* **WORK TO COMPLETE**:
Within the records that follow, find every line containing the string "color". Copy those lines.

==================================================

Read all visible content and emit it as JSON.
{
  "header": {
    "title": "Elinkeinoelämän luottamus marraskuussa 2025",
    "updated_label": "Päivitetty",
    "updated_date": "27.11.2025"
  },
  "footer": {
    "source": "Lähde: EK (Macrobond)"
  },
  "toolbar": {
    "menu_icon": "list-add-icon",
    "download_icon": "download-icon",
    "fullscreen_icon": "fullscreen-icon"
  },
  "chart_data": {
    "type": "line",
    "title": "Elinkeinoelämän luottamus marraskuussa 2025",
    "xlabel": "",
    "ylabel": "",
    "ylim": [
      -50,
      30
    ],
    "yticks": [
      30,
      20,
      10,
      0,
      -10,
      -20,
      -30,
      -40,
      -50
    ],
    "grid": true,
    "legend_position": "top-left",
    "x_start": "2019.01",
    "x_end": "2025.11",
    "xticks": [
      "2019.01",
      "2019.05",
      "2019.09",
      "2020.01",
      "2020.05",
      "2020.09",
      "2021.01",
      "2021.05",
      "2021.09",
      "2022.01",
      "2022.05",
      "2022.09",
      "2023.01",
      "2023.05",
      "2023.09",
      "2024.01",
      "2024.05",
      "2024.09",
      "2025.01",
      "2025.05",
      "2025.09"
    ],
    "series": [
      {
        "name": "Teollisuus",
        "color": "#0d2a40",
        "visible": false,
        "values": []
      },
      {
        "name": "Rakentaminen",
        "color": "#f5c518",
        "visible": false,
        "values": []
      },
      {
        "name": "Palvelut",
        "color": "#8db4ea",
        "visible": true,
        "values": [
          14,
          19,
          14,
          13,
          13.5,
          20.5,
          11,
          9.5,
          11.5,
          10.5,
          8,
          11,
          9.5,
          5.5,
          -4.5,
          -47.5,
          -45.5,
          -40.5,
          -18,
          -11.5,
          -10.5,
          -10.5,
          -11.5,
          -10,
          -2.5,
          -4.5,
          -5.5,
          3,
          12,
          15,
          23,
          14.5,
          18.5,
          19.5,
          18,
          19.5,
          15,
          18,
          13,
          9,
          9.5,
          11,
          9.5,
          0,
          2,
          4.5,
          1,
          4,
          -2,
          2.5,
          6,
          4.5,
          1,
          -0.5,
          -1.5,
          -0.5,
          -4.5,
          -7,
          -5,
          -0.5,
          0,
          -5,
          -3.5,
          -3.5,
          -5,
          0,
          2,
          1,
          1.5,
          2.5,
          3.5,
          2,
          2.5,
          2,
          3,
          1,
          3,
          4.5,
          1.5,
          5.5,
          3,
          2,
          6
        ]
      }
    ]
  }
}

==================================================

* **OUTPUT FOR THIS TASK**:
        "color": "#0d2a40",
        "color": "#f5c518",
        "color": "#8db4ea",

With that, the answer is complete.